-- Start Stored rows --

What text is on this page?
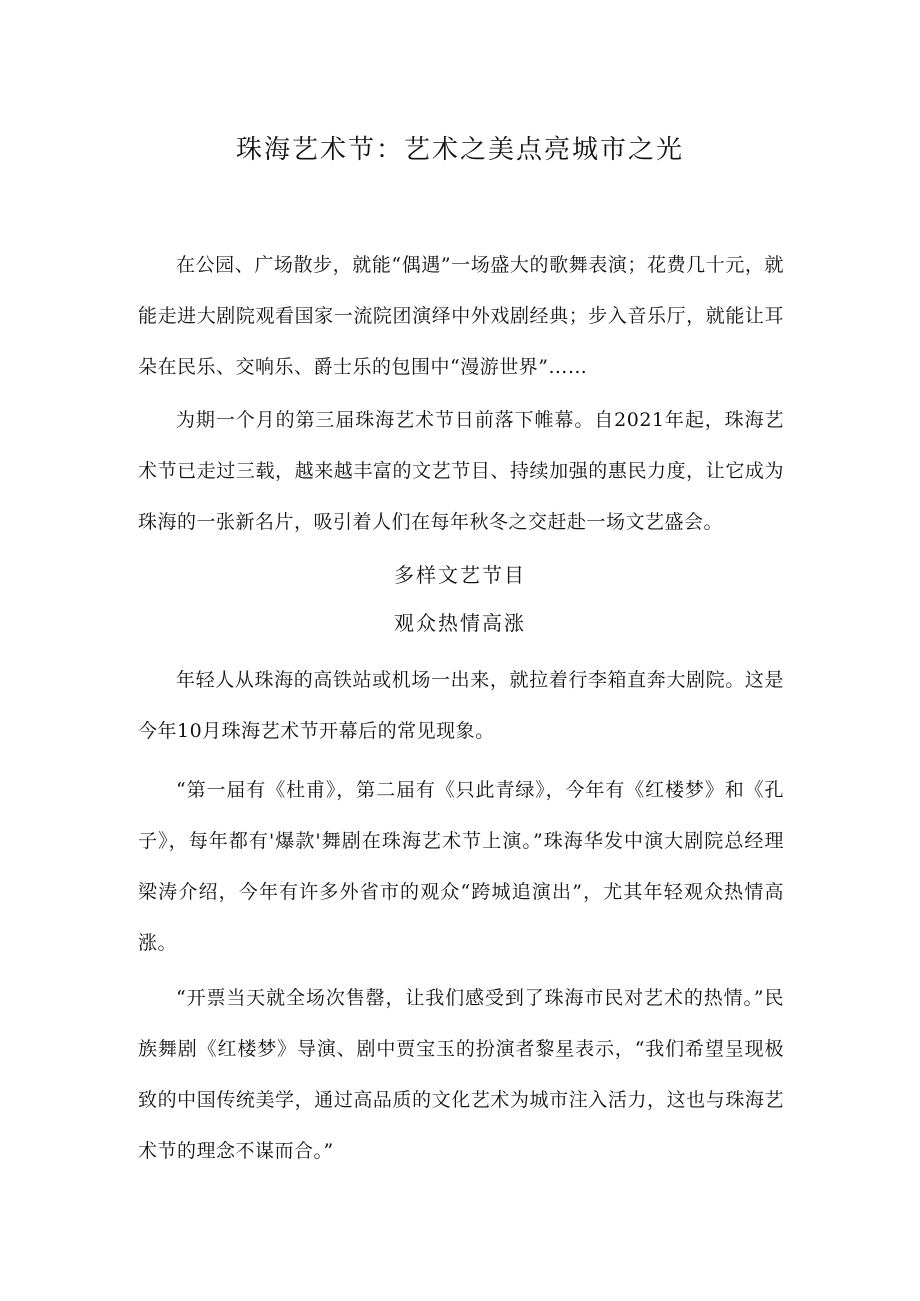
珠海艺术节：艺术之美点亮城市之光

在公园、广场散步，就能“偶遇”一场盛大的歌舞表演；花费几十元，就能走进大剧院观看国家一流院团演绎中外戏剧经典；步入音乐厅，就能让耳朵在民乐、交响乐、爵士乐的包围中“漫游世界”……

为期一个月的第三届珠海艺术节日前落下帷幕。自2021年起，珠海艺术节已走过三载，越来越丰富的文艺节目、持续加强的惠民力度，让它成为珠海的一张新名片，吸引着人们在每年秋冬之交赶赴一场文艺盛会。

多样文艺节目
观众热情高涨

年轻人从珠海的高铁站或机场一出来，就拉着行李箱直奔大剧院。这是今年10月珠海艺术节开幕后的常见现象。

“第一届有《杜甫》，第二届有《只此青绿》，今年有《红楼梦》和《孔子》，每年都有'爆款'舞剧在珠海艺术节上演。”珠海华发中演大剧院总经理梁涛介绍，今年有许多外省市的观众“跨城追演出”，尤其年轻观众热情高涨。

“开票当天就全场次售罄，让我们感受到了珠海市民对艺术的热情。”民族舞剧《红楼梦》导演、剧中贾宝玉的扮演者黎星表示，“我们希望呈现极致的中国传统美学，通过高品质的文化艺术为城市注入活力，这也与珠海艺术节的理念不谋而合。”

-- End Stored rows --
-- Start Stored rows --

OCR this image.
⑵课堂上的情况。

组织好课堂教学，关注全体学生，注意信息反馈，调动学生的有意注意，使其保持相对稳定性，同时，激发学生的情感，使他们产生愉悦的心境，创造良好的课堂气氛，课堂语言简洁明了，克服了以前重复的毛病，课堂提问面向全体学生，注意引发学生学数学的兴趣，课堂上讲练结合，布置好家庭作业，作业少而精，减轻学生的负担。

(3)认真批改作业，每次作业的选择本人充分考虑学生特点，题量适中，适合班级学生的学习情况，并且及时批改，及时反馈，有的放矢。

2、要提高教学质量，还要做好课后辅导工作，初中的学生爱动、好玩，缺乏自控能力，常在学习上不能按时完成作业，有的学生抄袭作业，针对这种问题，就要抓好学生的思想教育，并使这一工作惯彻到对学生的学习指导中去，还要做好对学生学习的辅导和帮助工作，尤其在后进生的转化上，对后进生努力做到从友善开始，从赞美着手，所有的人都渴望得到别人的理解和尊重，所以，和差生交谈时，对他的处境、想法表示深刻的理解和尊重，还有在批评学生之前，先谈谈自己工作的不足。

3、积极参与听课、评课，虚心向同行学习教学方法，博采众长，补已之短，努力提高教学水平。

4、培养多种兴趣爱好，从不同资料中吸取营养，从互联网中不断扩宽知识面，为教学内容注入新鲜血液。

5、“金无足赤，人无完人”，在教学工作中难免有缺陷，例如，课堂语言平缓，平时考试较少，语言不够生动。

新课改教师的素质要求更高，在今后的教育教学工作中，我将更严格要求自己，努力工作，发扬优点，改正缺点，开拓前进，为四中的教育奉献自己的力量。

-- End Stored rows --

* [Requirements]:
What is the number of lines in the listing that include the word "this"? Give that number and nothing else.

* [Complete answer]:
2